## PROMPT:
Exactly repeat the material, dropping every picture from the copy.

## DATA SECTION:
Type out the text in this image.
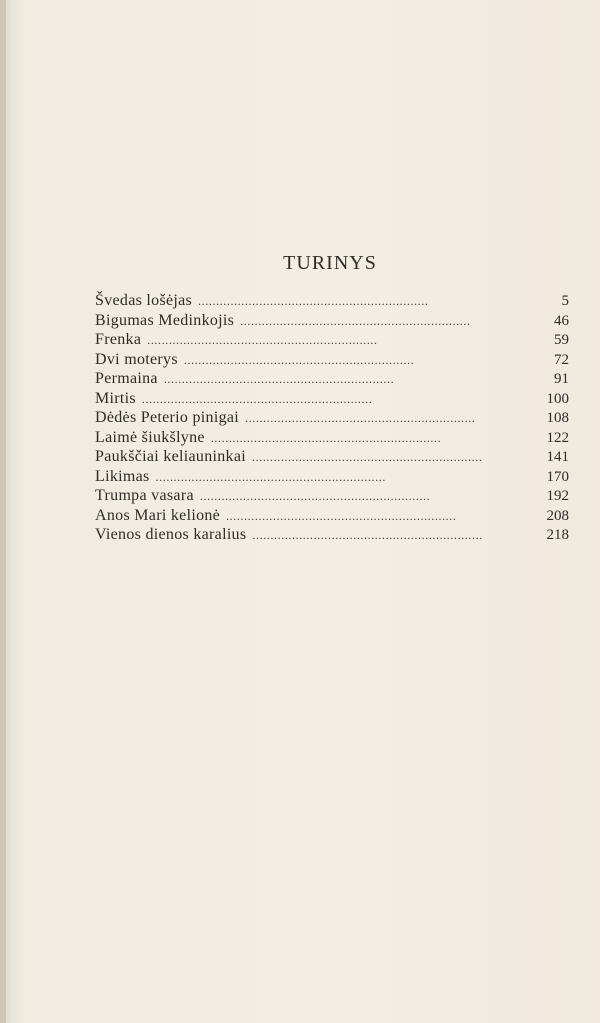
TURINYS
Švedas lošėjas . . .	5
Bigumas Medinkojis . . .	46
Frenka . . .	59
Dvi moterys . . .	72
Permaina . . .	91
Mirtis . . .	100
Dėdės Peterio pinigai . . .	108
Laimė šiukšlyne . . .	122
Paukščiai keliauninkai . . .	141
Likimas . . .	170
Trumpa vasara . . .	192
Anos Mari kelionė . . .	208
Vienos dienos karalius . . .	218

## WORKED SOLUTION:
Type out the text in this image.
TURINYS
Švedas lošėjas . . .	5
Bigumas Medinkojis . . .	46
Frenka . . .	59
Dvi moterys . . .	72
Permaina . . .	91
Mirtis . . .	100
Dėdės Peterio pinigai . . .	108
Laimė šiukšlyne . . .	122
Paukščiai keliauninkai . . .	141
Likimas . . .	170
Trumpa vasara . . .	192
Anos Mari kelionė . . .	208
Vienos dienos karalius . . .	218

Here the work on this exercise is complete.